§ **EXTRAIT DE PAGE**:
Par Kevin Straszburger (chroniqueur exclusif) – Ben & Fakto
Je ne sais pas si vous avez lu cette désormais célèbre chronique de Libération : Barrez-vous, paru il y a quelques semaines maintenant. Si non, je vous invite grandement à le faire, sérieusement. Nous la devons au trio formé par Félix Marquardt (fondateur entre autre des Dîners de l'Atlantique et des Submerging Times Dinners), Mokless (rappeur) et Mouloud Achour (journaliste) et je dois dire qu'elle est pleine de bon-sens. Je m'explique.
Il n'est pas question pour les auteurs d'inciter à l'invasion fiscale, d'ailleurs il n'est même pas question non plus de faire de l'anti-France de base, sans fondement et sans argument.
Leur point est le suivant : la France est un pays sclérosé dans lequel une petite élite de quelques milliers de personnes décide de tout, et dont la moyenne d'âge est proche des 60 ans. En tant que jeune donc, aucune responsabilité possible, aucun moyen de tester quoi que ce soit, de vivre des expériences. La solution évidente : se barrer. Aller vivre ailleurs, s'enrichir (sur le plan intellectuel, culturel et créatif), puis revenir en France fort de ces nouveaux attributs pour en faire profiter le pays.
Ce barrez-vous, ce doigt d'honneur au système en quelque sorte, peut être interprété de différentes manières. Il y a un barrez-vous physique, un côté "le système c'est ce pays tout entier, à la traîne, je me casse". Mais il y a aussi un barrez-vous professionnel, plus à traduire "le système ce sont ces secteurs de vie pro, ces milieux, je n'en veux pas, je fais autrement".Mon ex-associé et ami Tristan en parle très bien lorsqu'il pointe du doigt tous ces jeunes qui courent en start-up, que ce soit la leur ou pas d'ailleurs. Le ras-le-bol est généralisé, on ne veut plus souffrir en travaillant, on veut du sens, un but et une mission, on ne veut plus suivre les pseudo-directives d'un Mr-je-sais-tout-qui-regrette-le-temps-des-choristes (non, je n'écoute pas Diams en écrivant cette chronique).

§ **Entrées de position des éléments**:
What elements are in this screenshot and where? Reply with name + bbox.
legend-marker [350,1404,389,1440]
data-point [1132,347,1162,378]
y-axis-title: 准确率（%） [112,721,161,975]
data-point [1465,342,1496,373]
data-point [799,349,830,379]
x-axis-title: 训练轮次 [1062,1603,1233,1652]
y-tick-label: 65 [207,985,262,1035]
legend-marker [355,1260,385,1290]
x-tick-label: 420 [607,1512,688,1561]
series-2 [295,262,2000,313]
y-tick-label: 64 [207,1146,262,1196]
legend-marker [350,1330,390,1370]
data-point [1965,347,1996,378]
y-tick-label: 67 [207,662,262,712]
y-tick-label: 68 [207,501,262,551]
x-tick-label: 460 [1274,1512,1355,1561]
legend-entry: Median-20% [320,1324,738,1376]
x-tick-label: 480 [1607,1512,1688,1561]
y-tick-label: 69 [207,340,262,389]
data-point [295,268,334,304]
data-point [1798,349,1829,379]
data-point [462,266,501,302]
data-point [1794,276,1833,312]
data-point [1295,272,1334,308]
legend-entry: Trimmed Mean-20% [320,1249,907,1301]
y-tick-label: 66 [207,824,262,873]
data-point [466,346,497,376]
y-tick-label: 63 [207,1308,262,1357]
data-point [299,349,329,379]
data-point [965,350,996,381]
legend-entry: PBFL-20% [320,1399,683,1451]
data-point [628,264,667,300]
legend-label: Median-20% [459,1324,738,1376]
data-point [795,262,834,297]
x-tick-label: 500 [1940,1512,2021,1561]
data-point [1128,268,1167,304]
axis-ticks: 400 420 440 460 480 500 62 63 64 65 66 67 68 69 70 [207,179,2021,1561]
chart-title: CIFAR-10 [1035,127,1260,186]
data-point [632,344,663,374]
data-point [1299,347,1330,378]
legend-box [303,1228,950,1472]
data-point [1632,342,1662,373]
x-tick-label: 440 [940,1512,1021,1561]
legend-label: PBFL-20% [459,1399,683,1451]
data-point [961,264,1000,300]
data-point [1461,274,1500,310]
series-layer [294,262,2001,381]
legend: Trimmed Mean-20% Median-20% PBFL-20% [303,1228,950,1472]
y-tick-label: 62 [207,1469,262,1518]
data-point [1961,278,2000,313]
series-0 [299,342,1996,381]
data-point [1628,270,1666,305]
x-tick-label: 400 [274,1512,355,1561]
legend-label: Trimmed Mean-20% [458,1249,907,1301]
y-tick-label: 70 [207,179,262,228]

§ **TRAVAIL À FAIRE**:
Répondez aux questions suivantes d'après l'extrait sur la chronique « Barrez-vous » :
(a) Quelles sont les trois personnes qui signent la chronique parue dans Libération ?
(b) De quel âge la moyenne d'âge de la petite élite qui décide de tout en France est-elle proche ?
(c) Quelles sont les deux formes de « barrez-vous » que l'extrait distingue ?

§ **RÉPONSE COMPLÈTE**:
(a) Félix Marquardt, Mokless et Mouloud Achour.
(b) Elle est proche des 60 ans.
(c) Un « barrez-vous » physique et un « barrez-vous » professionnel.